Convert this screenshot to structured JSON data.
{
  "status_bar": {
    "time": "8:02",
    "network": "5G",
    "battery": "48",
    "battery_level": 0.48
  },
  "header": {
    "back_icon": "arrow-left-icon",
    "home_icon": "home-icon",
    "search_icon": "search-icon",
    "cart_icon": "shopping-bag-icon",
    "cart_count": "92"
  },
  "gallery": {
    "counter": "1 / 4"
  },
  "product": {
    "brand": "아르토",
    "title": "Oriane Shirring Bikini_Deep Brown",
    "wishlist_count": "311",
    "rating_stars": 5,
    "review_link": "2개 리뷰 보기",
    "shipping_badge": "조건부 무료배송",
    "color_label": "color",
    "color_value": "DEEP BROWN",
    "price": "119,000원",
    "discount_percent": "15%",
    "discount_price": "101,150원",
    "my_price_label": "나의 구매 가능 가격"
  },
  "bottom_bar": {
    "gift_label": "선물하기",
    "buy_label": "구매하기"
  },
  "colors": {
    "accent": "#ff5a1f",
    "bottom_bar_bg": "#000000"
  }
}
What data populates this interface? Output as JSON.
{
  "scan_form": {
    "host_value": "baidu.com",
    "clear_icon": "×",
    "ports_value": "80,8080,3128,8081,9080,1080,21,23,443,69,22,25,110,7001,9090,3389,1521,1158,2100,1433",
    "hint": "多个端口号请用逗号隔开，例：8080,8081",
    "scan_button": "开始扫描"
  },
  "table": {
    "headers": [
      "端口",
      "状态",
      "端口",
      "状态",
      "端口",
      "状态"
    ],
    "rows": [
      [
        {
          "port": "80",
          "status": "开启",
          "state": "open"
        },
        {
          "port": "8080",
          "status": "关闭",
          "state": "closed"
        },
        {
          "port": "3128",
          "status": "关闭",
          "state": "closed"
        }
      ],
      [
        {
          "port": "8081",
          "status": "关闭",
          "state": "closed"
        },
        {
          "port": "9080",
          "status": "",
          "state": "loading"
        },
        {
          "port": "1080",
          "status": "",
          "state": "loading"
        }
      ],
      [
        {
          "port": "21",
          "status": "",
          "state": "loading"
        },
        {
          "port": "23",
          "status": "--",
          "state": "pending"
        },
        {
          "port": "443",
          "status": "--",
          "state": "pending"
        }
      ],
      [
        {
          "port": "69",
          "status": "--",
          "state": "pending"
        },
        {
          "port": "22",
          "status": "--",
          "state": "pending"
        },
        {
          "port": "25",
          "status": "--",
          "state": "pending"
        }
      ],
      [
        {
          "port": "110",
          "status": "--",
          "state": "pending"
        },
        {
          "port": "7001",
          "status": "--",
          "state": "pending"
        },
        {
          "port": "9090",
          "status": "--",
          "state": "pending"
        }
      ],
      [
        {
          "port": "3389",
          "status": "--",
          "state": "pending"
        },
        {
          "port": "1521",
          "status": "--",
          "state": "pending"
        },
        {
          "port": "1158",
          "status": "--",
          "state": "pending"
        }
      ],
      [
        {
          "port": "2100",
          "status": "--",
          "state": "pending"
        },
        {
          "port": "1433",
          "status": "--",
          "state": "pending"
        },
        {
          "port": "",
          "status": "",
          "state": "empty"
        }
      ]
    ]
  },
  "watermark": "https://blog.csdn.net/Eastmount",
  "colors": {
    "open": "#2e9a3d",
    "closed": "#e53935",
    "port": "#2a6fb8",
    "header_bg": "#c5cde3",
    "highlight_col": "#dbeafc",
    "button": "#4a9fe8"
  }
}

┄┄┄┄┄┄┄┄┄┄

● **What you need to do**
Take the entries above and copy them out exactly.

● **Exercise result**
Convert this screenshot to structured JSON data.
{
  "status_bar": {
    "time": "8:02",
    "network": "5G",
    "battery": "48",
    "battery_level": 0.48
  },
  "header": {
    "back_icon": "arrow-left-icon",
    "home_icon": "home-icon",
    "search_icon": "search-icon",
    "cart_icon": "shopping-bag-icon",
    "cart_count": "92"
  },
  "gallery": {
    "counter": "1 / 4"
  },
  "product": {
    "brand": "아르토",
    "title": "Oriane Shirring Bikini_Deep Brown",
    "wishlist_count": "311",
    "rating_stars": 5,
    "review_link": "2개 리뷰 보기",
    "shipping_badge": "조건부 무료배송",
    "color_label": "color",
    "color_value": "DEEP BROWN",
    "price": "119,000원",
    "discount_percent": "15%",
    "discount_price": "101,150원",
    "my_price_label": "나의 구매 가능 가격"
  },
  "bottom_bar": {
    "gift_label": "선물하기",
    "buy_label": "구매하기"
  },
  "colors": {
    "accent": "#ff5a1f",
    "bottom_bar_bg": "#000000"
  }
}
What data populates this interface? Output as JSON.
{
  "scan_form": {
    "host_value": "baidu.com",
    "clear_icon": "×",
    "ports_value": "80,8080,3128,8081,9080,1080,21,23,443,69,22,25,110,7001,9090,3389,1521,1158,2100,1433",
    "hint": "多个端口号请用逗号隔开，例：8080,8081",
    "scan_button": "开始扫描"
  },
  "table": {
    "headers": [
      "端口",
      "状态",
      "端口",
      "状态",
      "端口",
      "状态"
    ],
    "rows": [
      [
        {
          "port": "80",
          "status": "开启",
          "state": "open"
        },
        {
          "port": "8080",
          "status": "关闭",
          "state": "closed"
        },
        {
          "port": "3128",
          "status": "关闭",
          "state": "closed"
        }
      ],
      [
        {
          "port": "8081",
          "status": "关闭",
          "state": "closed"
        },
        {
          "port": "9080",
          "status": "",
          "state": "loading"
        },
        {
          "port": "1080",
          "status": "",
          "state": "loading"
        }
      ],
      [
        {
          "port": "21",
          "status": "",
          "state": "loading"
        },
        {
          "port": "23",
          "status": "--",
          "state": "pending"
        },
        {
          "port": "443",
          "status": "--",
          "state": "pending"
        }
      ],
      [
        {
          "port": "69",
          "status": "--",
          "state": "pending"
        },
        {
          "port": "22",
          "status": "--",
          "state": "pending"
        },
        {
          "port": "25",
          "status": "--",
          "state": "pending"
        }
      ],
      [
        {
          "port": "110",
          "status": "--",
          "state": "pending"
        },
        {
          "port": "7001",
          "status": "--",
          "state": "pending"
        },
        {
          "port": "9090",
          "status": "--",
          "state": "pending"
        }
      ],
      [
        {
          "port": "3389",
          "status": "--",
          "state": "pending"
        },
        {
          "port": "1521",
          "status": "--",
          "state": "pending"
        },
        {
          "port": "1158",
          "status": "--",
          "state": "pending"
        }
      ],
      [
        {
          "port": "2100",
          "status": "--",
          "state": "pending"
        },
        {
          "port": "1433",
          "status": "--",
          "state": "pending"
        },
        {
          "port": "",
          "status": "",
          "state": "empty"
        }
      ]
    ]
  },
  "watermark": "https://blog.csdn.net/Eastmount",
  "colors": {
    "open": "#2e9a3d",
    "closed": "#e53935",
    "port": "#2a6fb8",
    "header_bg": "#c5cde3",
    "highlight_col": "#dbeafc",
    "button": "#4a9fe8"
  }
}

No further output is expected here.